▶ [What to work on] Please transcribe the data below exactly. Leave the pictures out.
◇ ◇ ◇ ◇
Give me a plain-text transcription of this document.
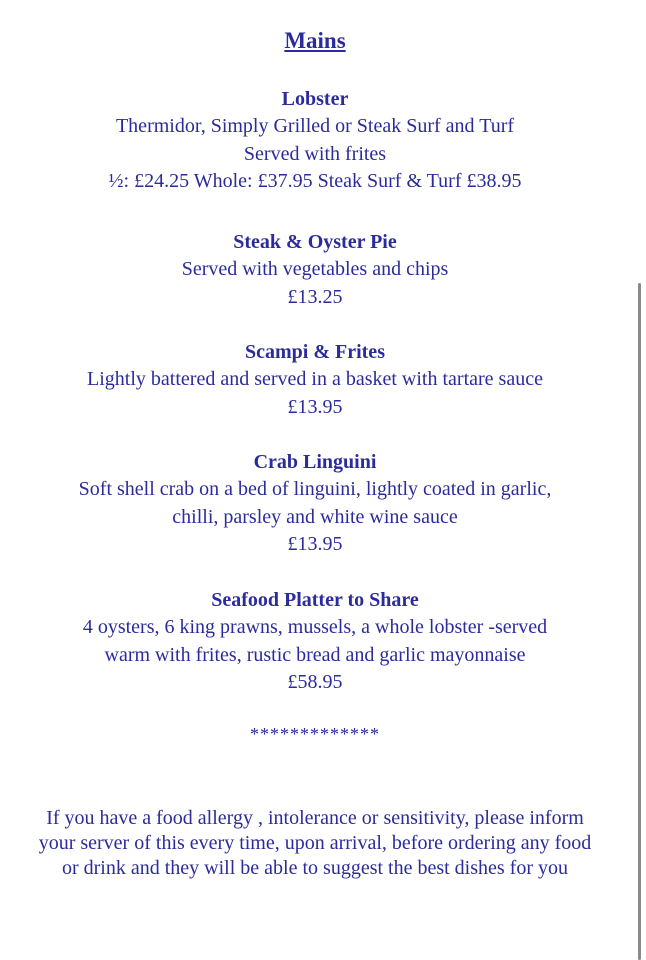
Mains
Lobster
Thermidor, Simply Grilled or Steak Surf and Turf
Served with frites
½: £24.25 Whole: £37.95 Steak Surf & Turf £38.95
Steak & Oyster Pie
Served with vegetables and chips
£13.25
Scampi & Frites
Lightly battered and served in a basket with tartare sauce
£13.95
Crab Linguini
Soft shell crab on a bed of linguini, lightly coated in garlic,
chilli, parsley and white wine sauce
£13.95
Seafood Platter to Share
4 oysters, 6 king prawns, mussels, a whole lobster -served
warm with frites, rustic bread and garlic mayonnaise
£58.95
*************
If you have a food allergy , intolerance or sensitivity, please inform your server of this every time, upon arrival, before ordering any food or drink and they will be able to suggest the best dishes for you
◇ ◇ ◇ ◇
▶ [Answer for this exercise]
Give me a plain-text transcription of this document.
Mains
Lobster
Thermidor, Simply Grilled or Steak Surf and Turf
Served with frites
½: £24.25 Whole: £37.95 Steak Surf & Turf £38.95
Steak & Oyster Pie
Served with vegetables and chips
£13.25
Scampi & Frites
Lightly battered and served in a basket with tartare sauce
£13.95
Crab Linguini
Soft shell crab on a bed of linguini, lightly coated in garlic,
chilli, parsley and white wine sauce
£13.95
Seafood Platter to Share
4 oysters, 6 king prawns, mussels, a whole lobster -served
warm with frites, rustic bread and garlic mayonnaise
£58.95
*************
If you have a food allergy , intolerance or sensitivity, please inform your server of this every time, upon arrival, before ordering any food or drink and they will be able to suggest the best dishes for you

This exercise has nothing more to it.